In how many lines does the string "like" appear? Answer with the number only.

(Data listing)

——

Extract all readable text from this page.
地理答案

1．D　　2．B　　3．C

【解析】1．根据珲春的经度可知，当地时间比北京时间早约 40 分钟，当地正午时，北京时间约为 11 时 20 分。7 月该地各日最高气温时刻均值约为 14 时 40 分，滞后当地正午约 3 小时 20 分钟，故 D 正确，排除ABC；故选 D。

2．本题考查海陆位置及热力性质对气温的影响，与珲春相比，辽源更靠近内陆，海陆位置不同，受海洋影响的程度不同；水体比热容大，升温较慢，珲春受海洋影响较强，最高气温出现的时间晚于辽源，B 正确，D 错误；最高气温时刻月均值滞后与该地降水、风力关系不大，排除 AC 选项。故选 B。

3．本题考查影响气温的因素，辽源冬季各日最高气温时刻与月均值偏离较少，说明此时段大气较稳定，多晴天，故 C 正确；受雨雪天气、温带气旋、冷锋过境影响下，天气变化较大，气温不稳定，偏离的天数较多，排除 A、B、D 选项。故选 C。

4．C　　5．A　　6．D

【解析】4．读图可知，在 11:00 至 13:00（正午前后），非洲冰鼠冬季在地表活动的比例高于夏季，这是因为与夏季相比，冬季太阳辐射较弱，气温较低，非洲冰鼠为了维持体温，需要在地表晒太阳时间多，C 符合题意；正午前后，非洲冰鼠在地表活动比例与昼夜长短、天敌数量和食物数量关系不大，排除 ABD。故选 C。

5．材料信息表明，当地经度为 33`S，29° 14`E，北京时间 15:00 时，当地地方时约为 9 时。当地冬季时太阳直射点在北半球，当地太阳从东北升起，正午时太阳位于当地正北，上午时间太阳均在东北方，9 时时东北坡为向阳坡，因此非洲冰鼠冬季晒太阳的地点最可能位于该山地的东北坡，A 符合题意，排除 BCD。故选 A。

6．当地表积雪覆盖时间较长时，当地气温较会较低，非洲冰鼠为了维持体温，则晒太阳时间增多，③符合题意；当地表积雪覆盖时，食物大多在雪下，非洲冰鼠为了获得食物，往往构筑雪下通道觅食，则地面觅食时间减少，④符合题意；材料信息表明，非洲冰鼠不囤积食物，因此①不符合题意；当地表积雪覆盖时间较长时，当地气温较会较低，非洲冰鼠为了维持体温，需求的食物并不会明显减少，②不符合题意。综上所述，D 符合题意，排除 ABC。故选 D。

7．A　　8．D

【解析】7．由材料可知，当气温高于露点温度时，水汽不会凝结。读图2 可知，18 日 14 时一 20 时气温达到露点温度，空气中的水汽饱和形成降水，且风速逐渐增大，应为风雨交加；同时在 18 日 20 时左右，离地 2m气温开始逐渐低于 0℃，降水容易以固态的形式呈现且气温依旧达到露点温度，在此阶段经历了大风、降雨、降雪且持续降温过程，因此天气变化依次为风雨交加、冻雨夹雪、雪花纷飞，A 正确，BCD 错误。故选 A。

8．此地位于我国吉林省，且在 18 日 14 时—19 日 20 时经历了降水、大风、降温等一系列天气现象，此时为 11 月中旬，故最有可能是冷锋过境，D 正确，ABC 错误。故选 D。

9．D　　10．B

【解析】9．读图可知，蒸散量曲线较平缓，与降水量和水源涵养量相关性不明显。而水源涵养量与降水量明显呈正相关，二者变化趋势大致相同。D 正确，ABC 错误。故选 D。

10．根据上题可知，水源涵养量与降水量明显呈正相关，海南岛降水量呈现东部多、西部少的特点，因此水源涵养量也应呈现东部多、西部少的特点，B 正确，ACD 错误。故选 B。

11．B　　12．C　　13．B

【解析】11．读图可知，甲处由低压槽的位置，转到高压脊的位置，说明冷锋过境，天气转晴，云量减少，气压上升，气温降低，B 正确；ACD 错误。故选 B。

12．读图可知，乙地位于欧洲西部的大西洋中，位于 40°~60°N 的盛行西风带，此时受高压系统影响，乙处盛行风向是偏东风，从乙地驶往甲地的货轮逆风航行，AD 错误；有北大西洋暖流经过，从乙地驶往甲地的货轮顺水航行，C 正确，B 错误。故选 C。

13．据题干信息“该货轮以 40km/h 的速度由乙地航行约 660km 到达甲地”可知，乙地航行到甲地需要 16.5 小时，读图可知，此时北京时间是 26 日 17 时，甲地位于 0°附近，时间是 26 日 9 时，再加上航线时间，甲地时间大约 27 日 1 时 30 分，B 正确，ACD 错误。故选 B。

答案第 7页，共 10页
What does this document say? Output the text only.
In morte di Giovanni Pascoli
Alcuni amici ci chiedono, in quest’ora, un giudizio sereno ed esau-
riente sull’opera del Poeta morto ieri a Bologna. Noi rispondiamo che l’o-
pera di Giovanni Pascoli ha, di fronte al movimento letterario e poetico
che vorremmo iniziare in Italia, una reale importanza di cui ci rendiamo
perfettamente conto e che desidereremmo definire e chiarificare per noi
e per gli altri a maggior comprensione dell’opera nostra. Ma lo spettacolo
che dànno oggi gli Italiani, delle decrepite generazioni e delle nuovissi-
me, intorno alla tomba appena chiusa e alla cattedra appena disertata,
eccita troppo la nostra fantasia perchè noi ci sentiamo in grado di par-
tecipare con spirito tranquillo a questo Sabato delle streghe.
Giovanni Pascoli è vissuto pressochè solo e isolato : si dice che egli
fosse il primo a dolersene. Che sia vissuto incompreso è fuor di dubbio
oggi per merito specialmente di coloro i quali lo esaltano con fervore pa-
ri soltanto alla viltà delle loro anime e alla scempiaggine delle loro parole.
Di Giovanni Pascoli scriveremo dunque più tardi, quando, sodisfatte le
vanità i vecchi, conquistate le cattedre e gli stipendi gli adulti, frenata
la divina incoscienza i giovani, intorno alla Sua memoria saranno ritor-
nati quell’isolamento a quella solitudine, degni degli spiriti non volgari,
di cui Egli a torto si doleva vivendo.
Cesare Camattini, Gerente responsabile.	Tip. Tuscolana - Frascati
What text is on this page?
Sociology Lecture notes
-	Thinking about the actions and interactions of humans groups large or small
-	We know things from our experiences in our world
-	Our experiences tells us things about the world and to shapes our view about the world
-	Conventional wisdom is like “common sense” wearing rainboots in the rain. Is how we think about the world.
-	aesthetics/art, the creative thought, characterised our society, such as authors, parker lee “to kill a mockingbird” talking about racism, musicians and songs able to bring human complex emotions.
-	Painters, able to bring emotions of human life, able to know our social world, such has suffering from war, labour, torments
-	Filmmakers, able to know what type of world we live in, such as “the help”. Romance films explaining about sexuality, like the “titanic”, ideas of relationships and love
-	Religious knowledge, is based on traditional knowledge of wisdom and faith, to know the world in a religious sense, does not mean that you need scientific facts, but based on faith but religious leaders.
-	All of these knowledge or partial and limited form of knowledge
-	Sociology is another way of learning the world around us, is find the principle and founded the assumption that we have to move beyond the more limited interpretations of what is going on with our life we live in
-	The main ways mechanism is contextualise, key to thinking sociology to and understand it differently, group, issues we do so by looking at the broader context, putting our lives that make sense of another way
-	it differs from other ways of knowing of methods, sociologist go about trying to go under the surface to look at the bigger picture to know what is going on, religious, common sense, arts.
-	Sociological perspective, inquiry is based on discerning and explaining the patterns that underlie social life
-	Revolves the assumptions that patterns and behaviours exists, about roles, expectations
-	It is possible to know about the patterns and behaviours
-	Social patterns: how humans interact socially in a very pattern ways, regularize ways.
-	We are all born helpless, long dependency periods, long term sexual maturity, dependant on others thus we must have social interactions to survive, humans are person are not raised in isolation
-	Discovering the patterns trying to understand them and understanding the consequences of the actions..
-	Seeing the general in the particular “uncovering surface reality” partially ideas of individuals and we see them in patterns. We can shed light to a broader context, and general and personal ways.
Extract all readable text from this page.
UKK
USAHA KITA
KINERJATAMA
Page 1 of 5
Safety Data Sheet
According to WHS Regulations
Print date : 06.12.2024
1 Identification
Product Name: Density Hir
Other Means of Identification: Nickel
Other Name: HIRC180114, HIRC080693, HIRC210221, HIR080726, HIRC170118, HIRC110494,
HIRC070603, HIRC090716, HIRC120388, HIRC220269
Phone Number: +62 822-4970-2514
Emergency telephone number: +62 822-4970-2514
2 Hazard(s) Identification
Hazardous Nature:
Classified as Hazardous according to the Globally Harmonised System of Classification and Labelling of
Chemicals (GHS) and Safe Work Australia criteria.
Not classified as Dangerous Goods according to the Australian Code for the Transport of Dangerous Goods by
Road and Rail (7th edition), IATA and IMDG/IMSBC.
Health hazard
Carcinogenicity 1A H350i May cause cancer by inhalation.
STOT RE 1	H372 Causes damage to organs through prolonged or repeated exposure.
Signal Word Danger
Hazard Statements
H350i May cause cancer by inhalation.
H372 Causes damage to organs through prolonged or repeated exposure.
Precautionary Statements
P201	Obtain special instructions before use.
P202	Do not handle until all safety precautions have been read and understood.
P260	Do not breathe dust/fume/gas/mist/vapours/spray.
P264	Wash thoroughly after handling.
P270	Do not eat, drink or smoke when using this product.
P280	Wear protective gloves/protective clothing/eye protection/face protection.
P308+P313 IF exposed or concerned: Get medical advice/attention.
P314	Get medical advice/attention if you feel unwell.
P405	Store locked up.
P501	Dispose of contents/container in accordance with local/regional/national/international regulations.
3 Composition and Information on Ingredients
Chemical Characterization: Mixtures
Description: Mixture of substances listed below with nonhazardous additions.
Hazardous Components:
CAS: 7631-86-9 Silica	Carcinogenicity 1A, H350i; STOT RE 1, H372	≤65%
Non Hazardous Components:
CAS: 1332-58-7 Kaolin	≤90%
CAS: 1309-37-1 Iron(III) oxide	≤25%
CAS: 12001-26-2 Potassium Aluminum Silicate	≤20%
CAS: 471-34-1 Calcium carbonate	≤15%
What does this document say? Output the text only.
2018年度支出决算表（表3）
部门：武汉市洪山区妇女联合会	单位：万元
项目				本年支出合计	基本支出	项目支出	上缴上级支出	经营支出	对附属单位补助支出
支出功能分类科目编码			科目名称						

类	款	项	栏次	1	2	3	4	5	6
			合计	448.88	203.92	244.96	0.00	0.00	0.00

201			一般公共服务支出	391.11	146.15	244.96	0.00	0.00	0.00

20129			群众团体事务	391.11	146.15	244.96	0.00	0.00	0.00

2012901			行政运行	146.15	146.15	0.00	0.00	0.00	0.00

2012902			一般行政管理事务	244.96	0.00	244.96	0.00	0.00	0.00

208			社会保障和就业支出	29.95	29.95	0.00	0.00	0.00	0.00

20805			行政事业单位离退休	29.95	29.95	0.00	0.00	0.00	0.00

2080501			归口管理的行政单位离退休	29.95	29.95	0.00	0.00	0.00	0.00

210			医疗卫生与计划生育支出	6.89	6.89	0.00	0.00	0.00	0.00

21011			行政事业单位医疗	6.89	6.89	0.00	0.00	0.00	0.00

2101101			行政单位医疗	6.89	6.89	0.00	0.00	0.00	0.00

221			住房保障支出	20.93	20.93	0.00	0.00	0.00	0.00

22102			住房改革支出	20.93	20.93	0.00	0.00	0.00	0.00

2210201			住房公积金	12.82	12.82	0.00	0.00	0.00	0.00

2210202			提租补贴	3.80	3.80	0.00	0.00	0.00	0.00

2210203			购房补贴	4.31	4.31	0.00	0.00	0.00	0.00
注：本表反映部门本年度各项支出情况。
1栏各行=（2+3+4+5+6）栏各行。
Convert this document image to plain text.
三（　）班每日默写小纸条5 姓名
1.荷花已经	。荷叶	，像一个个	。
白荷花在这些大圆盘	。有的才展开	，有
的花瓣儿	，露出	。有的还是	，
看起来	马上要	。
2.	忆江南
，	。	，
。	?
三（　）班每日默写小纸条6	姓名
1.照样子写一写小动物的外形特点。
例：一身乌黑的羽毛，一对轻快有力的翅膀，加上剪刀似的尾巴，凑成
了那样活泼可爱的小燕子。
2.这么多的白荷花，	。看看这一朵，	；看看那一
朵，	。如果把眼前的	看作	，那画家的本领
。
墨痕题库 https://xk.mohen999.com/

——

## Answer to the exercise
2